> [PROVIDED MATERIAL]:
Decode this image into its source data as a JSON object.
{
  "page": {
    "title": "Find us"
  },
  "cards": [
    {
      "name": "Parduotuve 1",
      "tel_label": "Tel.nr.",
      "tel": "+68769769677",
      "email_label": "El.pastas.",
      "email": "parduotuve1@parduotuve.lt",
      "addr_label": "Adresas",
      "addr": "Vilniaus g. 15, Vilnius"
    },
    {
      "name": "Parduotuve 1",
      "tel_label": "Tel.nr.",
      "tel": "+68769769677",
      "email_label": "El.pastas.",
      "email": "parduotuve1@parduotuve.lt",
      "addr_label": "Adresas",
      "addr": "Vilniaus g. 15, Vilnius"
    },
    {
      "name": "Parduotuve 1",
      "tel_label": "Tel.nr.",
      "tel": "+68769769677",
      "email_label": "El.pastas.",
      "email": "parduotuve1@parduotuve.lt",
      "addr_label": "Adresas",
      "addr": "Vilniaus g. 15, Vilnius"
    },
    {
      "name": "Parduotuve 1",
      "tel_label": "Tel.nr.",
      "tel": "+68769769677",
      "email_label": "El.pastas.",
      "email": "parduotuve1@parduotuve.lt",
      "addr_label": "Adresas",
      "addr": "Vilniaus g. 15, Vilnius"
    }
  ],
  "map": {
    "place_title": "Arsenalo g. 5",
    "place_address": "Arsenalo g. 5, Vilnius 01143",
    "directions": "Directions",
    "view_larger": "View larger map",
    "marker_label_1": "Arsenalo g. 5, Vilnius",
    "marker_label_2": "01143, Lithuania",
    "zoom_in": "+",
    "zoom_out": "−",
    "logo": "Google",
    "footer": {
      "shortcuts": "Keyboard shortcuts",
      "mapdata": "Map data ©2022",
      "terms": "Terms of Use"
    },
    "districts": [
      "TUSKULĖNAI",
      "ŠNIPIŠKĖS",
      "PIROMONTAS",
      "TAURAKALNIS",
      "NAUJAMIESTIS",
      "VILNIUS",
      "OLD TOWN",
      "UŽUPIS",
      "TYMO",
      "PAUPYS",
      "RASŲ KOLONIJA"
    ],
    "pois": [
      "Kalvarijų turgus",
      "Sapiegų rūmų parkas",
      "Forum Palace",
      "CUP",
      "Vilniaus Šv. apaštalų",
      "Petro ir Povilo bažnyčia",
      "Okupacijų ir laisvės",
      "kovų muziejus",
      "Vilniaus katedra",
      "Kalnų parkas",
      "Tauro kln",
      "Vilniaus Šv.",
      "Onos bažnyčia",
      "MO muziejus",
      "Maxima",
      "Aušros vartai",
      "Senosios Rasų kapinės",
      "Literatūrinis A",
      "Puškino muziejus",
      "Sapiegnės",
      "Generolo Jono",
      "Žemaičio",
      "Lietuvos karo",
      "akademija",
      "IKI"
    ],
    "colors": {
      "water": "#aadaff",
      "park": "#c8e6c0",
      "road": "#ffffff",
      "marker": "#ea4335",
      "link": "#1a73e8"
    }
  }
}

> [GOAL]: Give the number of lines above that hold the word "bažnyčia", and nothing more.

> [ANSWER TO THIS PROBLEM]: 2